> _Required task 1_
According to the case summary, the laws of which state were to govern the engineering services agreement?
> _Required task 2_
From the case summary, return the passage that begins at the words "In this case, Mosteller" and stops after "in capital letters.", copied word for word.

> _Provided text_
┏━━

A North Carolina court has ruled that a limitation of liability clause in an engineering services agreement did not violate the laws of North Carolina or Georgia . Additionally, the clause applied to direct contract damages, consequential damages and claims for professional malpractice.

In this case, Mosteller Mansion LLC hired Mactec Engineering and Consulting of Georgia Inc. to assess the subsurface conditions of a 16-acre tract of land in Buncombe County , N.C. , where Mosteller intended to develop an apartment complex. The engineering services agreement, which stipulated that it would be governed by the laws of the state of Georgia , where Mactec was headquartered, called for Mactec to recommend foundation designs and site preparation procedures. The contract also contained two clauses entitled “Indirect Damages” and “Limitation of Liability.” Unlike the rest of the agreement, these two clauses were printed entirely in capital letters.

The Indirect Damages clause said neither party would be responsible “for any economic, consequential or indirect damages (including, but not limited to, loss of use, income, profits, financing or reputation) arising out of or relating to this Agreement.” The Limitation of Liability clause read in part as follows:

“To the maximum extent permitted by applicable law and for additional compensation of $10.00 from [Mactec], [Mosteller] hereby expressly agrees that the liability of [Mactec] … for any cause of action based upon breach of contract, strict liability, negligent professional acts, errors or omissions, or negligent misrepresentation arising out of or in connection with this Agreement and/or services provided or work product developed pursuant to this Agreement, shall be limited to the aggregate sum … of $50,000 or the total fees paid to [Mactec] by [Mosteller] under this Agreement, whichever is greater.”

┗━━

> _Data excerpt_

┏━━

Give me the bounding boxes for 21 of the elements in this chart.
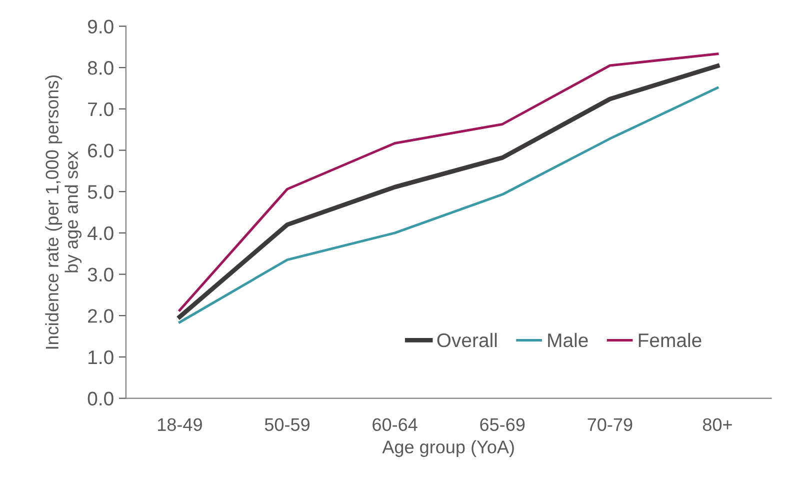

┗━━

> _Task response 1_
The laws of Georgia, where Mactec was headquartered.

> _Task response 2_
In this case, Mosteller Mansion LLC hired Mactec Engineering and Consulting of Georgia Inc. to assess the subsurface conditions of a 16-acre tract of land in Buncombe County , N.C. , where Mosteller intended to develop an apartment complex. The engineering services agreement, which stipulated that it would be governed by the laws of the state of Georgia , where Mactec was headquartered, called for Mactec to recommend foundation designs and site preparation procedures. The contract also contained two clauses entitled “Indirect Damages” and “Limitation of Liability.” Unlike the rest of the agreement, these two clauses were printed entirely in capital letters.